-- Start Information given --

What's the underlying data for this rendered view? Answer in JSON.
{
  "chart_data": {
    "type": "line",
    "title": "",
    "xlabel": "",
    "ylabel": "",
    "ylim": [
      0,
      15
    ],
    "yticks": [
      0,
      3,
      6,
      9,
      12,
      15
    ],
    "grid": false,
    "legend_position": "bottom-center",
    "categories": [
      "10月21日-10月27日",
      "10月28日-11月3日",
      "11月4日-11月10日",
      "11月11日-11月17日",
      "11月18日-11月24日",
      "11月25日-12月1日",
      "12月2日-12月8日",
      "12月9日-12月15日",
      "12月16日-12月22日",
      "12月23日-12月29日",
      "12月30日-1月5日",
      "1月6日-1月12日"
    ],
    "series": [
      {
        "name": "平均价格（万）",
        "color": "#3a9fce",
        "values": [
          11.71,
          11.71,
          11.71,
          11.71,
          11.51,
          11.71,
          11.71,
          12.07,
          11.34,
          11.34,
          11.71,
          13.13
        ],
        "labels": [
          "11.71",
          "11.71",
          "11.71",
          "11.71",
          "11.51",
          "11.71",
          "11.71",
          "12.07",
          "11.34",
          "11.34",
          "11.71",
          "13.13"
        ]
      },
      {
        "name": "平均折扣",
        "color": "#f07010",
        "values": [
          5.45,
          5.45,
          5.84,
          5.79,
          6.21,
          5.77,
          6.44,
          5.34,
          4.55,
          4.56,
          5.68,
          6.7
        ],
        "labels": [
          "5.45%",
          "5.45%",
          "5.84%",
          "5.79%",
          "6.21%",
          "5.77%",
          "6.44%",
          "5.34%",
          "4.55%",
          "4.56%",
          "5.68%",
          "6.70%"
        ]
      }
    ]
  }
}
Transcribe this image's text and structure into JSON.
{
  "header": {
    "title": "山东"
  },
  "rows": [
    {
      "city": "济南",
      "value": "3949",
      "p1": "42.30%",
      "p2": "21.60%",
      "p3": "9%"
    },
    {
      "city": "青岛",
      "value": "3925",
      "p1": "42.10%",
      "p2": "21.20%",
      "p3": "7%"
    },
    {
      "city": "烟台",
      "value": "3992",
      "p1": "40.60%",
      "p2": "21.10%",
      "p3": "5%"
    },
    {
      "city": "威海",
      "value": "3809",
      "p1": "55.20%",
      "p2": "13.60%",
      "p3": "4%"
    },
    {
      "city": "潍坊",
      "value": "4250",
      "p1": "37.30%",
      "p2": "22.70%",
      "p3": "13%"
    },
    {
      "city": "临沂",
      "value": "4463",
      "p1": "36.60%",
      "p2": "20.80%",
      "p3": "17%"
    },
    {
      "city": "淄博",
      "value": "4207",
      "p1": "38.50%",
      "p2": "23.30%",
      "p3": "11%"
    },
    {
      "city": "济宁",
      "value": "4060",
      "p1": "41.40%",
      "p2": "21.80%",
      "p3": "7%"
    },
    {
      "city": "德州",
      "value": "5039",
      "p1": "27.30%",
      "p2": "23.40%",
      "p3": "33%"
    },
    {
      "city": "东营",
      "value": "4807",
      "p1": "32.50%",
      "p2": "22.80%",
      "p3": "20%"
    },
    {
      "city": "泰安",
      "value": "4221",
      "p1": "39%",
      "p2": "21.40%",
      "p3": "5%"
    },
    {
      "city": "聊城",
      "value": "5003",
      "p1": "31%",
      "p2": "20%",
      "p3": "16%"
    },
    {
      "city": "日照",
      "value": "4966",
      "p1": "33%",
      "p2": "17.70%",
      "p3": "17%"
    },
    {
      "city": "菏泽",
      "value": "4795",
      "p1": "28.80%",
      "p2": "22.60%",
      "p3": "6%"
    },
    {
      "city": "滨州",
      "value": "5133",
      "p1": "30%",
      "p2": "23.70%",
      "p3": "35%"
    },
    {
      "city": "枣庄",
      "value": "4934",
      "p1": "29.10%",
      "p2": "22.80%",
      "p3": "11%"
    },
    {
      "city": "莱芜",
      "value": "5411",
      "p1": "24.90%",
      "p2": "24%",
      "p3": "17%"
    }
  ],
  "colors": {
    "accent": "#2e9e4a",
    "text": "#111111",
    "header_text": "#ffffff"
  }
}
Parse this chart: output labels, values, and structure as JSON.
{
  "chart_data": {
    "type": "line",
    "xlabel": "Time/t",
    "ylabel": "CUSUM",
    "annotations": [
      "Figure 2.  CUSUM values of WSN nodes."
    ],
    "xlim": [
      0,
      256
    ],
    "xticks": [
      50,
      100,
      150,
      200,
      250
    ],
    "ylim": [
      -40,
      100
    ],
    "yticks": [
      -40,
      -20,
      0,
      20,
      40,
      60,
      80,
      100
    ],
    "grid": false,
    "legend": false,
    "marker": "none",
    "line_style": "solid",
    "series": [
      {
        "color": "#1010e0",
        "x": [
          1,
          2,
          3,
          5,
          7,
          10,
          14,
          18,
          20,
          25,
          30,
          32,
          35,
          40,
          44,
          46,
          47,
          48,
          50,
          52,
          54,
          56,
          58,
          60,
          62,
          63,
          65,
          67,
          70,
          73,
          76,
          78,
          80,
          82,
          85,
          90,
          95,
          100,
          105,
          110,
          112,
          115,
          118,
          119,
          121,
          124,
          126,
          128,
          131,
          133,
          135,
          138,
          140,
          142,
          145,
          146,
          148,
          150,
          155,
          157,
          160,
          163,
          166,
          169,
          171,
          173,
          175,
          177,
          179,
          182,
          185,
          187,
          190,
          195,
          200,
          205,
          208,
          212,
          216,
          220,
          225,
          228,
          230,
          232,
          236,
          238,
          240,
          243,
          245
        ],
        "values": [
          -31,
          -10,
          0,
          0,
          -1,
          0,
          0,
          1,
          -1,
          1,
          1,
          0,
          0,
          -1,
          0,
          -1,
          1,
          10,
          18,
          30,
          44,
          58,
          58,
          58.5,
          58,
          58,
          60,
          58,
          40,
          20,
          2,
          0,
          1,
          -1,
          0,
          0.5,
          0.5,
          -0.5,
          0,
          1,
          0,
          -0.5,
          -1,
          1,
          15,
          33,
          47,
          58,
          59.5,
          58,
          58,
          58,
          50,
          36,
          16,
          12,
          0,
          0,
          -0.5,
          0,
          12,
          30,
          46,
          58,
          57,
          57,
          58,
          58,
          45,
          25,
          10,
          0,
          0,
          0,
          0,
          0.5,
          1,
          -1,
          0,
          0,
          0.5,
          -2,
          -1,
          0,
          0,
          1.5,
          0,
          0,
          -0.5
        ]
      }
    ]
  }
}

-- End Information given --

▶ **Exercise prompt**
Identify each line in the entries with the word "CUSUM" and copy it.

▶ **Result of this exercise**
    "ylabel": "CUSUM",
      "Figure 2.  CUSUM values of WSN nodes."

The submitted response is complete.